**Exercise objective**
Return every line of the records below verbatim, with no pictures in the copy.

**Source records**
>> start

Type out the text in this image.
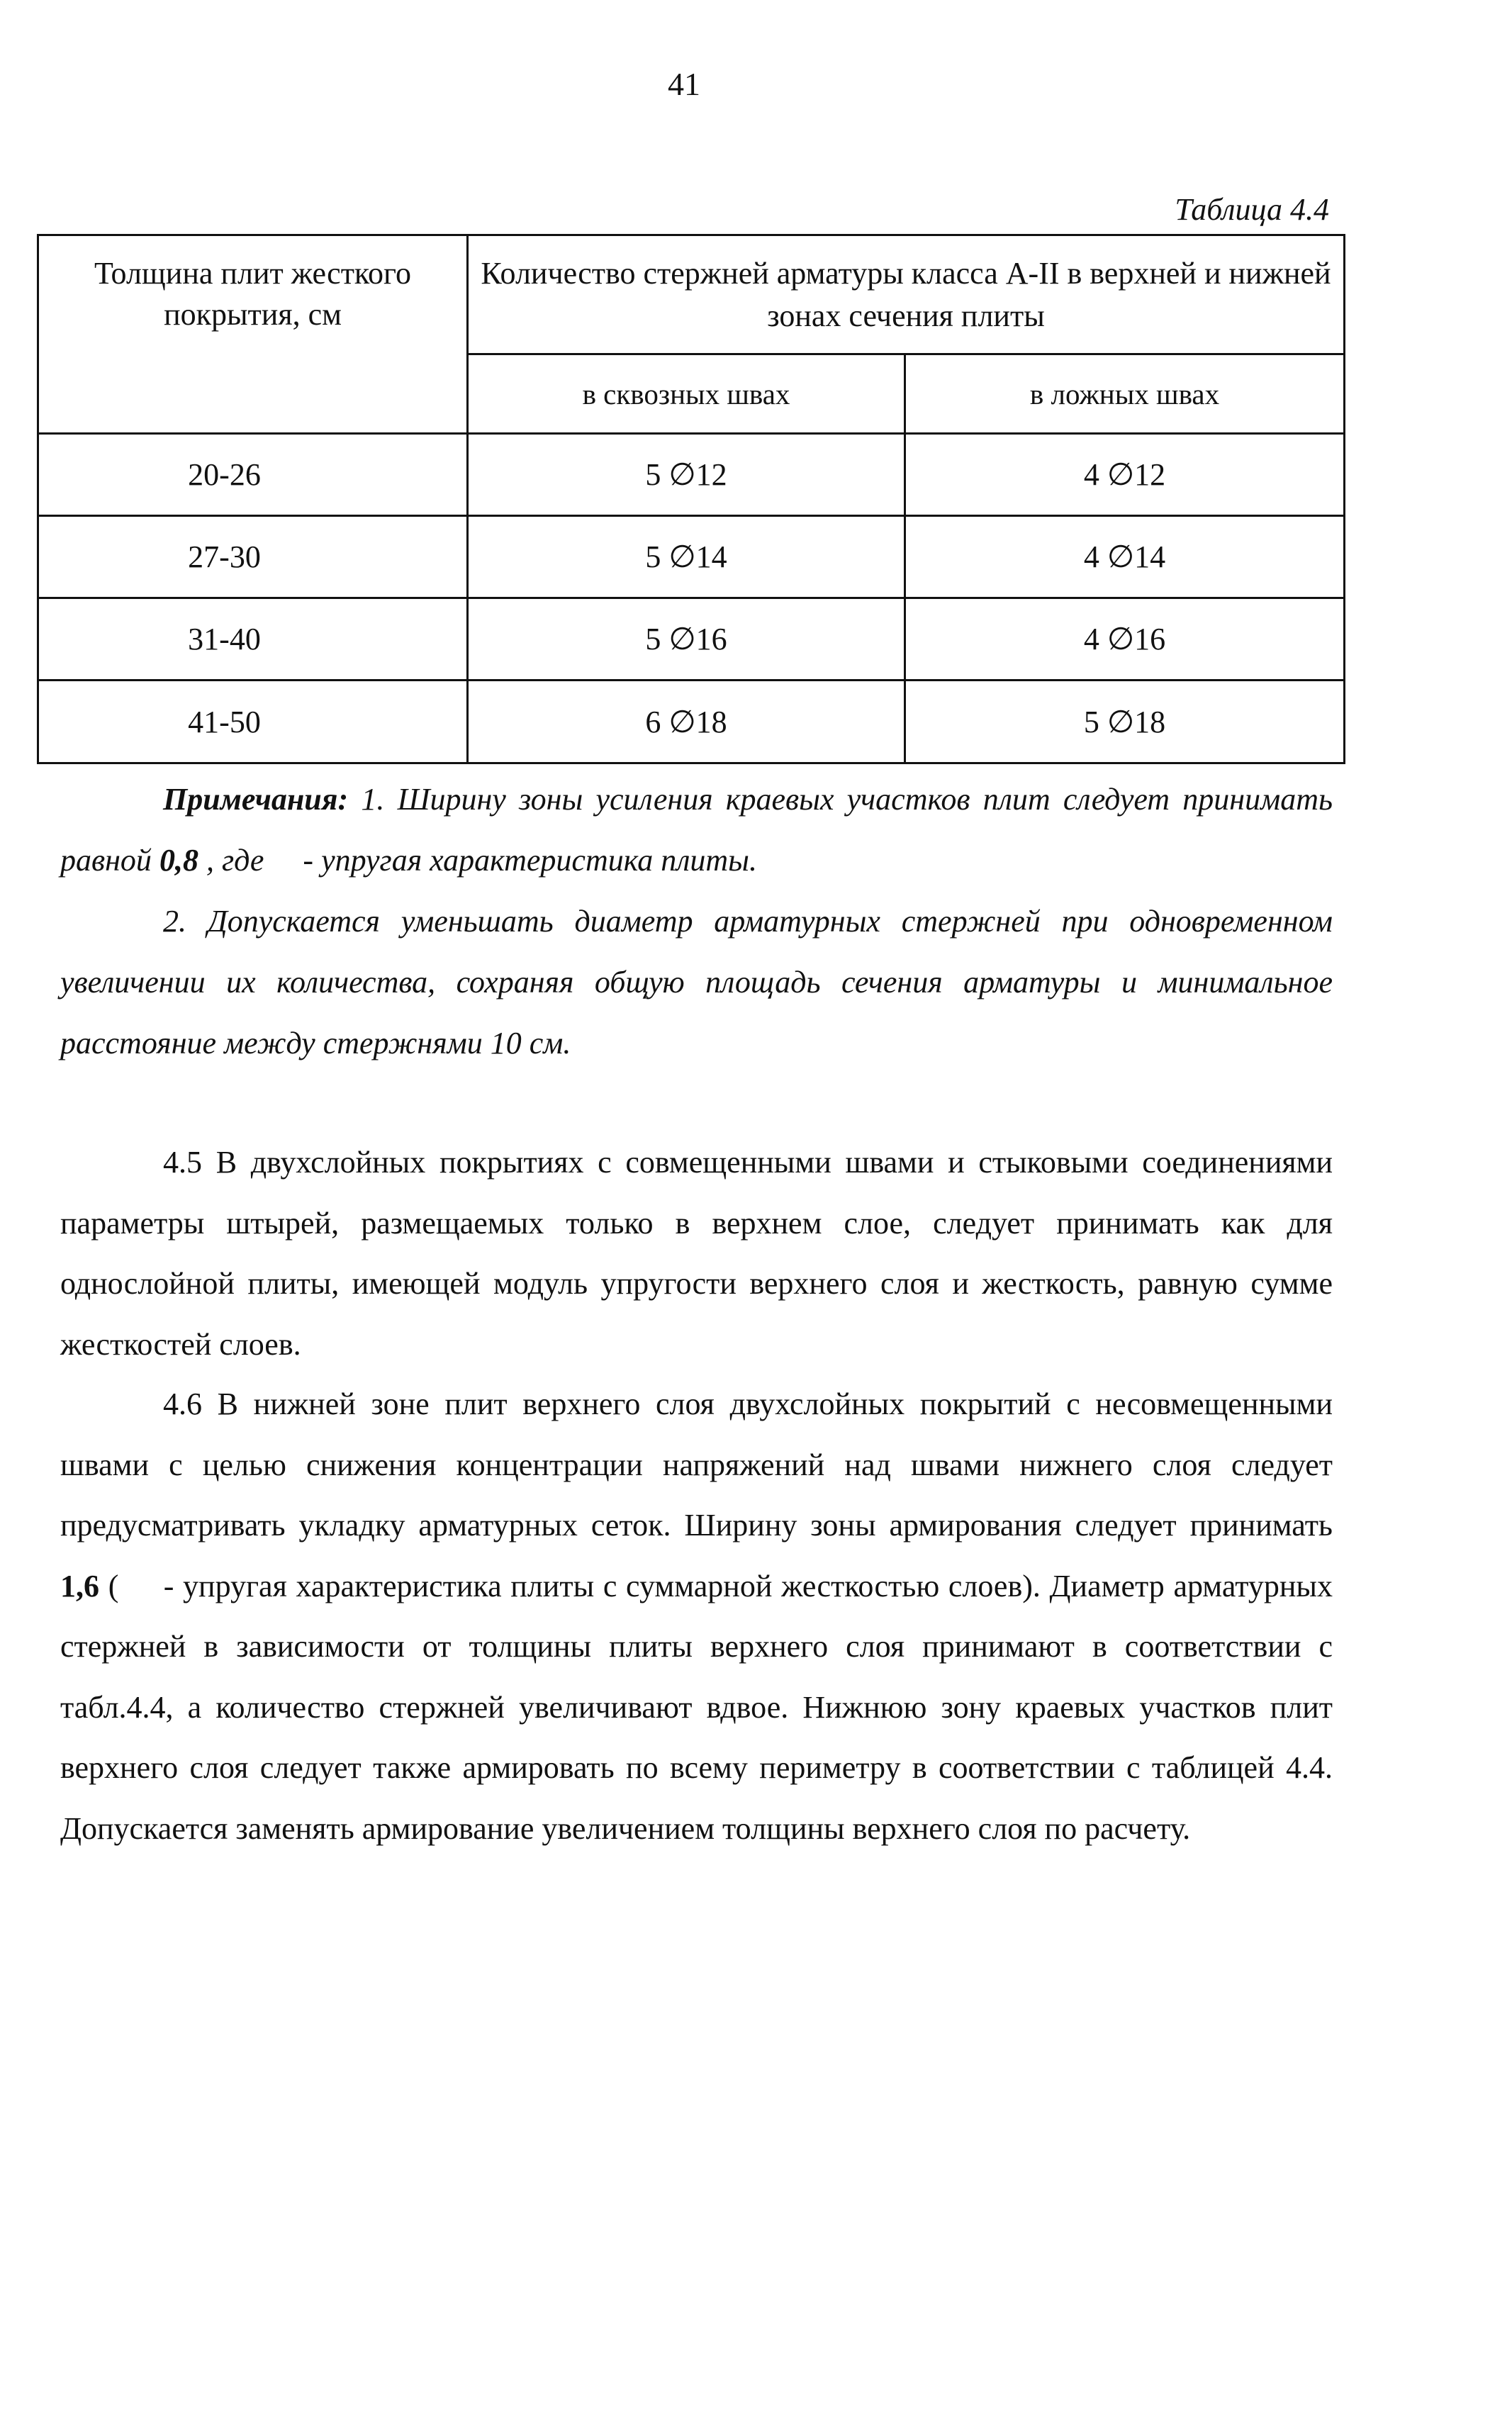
41
Таблица 4.4
Толщина плит жесткого покрытия, см	Количество стержней арматуры класса А-II в верхней и нижней зонах сечения плиты	
	в сквозных швах	в ложных швах
20-26	5 ∅12	4 ∅12
27-30	5 ∅14	4 ∅14
31-40	5 ∅16	4 ∅16
41-50	6 ∅18	5 ∅18

Примечания: 1. Ширину зоны усиления краевых участков плит следует принимать равной 0,8 , где     - упругая характеристика плиты.

2. Допускается уменьшать диаметр арматурных стержней при одновременном увеличении их количества, сохраняя общую площадь сечения арматуры и минимальное расстояние между стержнями 10 см.

4.5 В двухслойных покрытиях с совмещенными швами и стыковыми соединениями параметры штырей, размещаемых только в верхнем слое, следует принимать как для однослойной плиты, имеющей модуль упругости верхнего слоя и жесткость, равную сумме жесткостей слоев.

4.6 В нижней зоне плит верхнего слоя двухслойных покрытий с несовмещенными швами с целью снижения концентрации напряжений над швами нижнего слоя следует предусматривать укладку арматурных сеток. Ширину зоны армирования следует принимать 1,6 (     - упругая характеристика плиты с суммарной жесткостью слоев). Диаметр арматурных стержней в зависимости от толщины плиты верхнего слоя принимают в соответствии с табл.4.4, а количество стержней увеличивают вдвое. Нижнюю зону краевых участков плит верхнего слоя следует также армировать по всему периметру в соответствии с таблицей 4.4. Допускается заменять армирование увеличением толщины верхнего слоя по расчету.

>> end

**Task answer**
Type out the text in this image.
41
Таблица 4.4
Толщина плит жесткого покрытия, см	Количество стержней арматуры класса А-II в верхней и нижней зонах сечения плиты	
	в сквозных швах	в ложных швах
20-26	5 ∅12	4 ∅12
27-30	5 ∅14	4 ∅14
31-40	5 ∅16	4 ∅16
41-50	6 ∅18	5 ∅18

Примечания: 1. Ширину зоны усиления краевых участков плит следует принимать равной 0,8 , где     - упругая характеристика плиты.

2. Допускается уменьшать диаметр арматурных стержней при одновременном увеличении их количества, сохраняя общую площадь сечения арматуры и минимальное расстояние между стержнями 10 см.

4.5 В двухслойных покрытиях с совмещенными швами и стыковыми соединениями параметры штырей, размещаемых только в верхнем слое, следует принимать как для однослойной плиты, имеющей модуль упругости верхнего слоя и жесткость, равную сумме жесткостей слоев.

4.6 В нижней зоне плит верхнего слоя двухслойных покрытий с несовмещенными швами с целью снижения концентрации напряжений над швами нижнего слоя следует предусматривать укладку арматурных сеток. Ширину зоны армирования следует принимать 1,6 (     - упругая характеристика плиты с суммарной жесткостью слоев). Диаметр арматурных стержней в зависимости от толщины плиты верхнего слоя принимают в соответствии с табл.4.4, а количество стержней увеличивают вдвое. Нижнюю зону краевых участков плит верхнего слоя следует также армировать по всему периметру в соответствии с таблицей 4.4. Допускается заменять армирование увеличением толщины верхнего слоя по расчету.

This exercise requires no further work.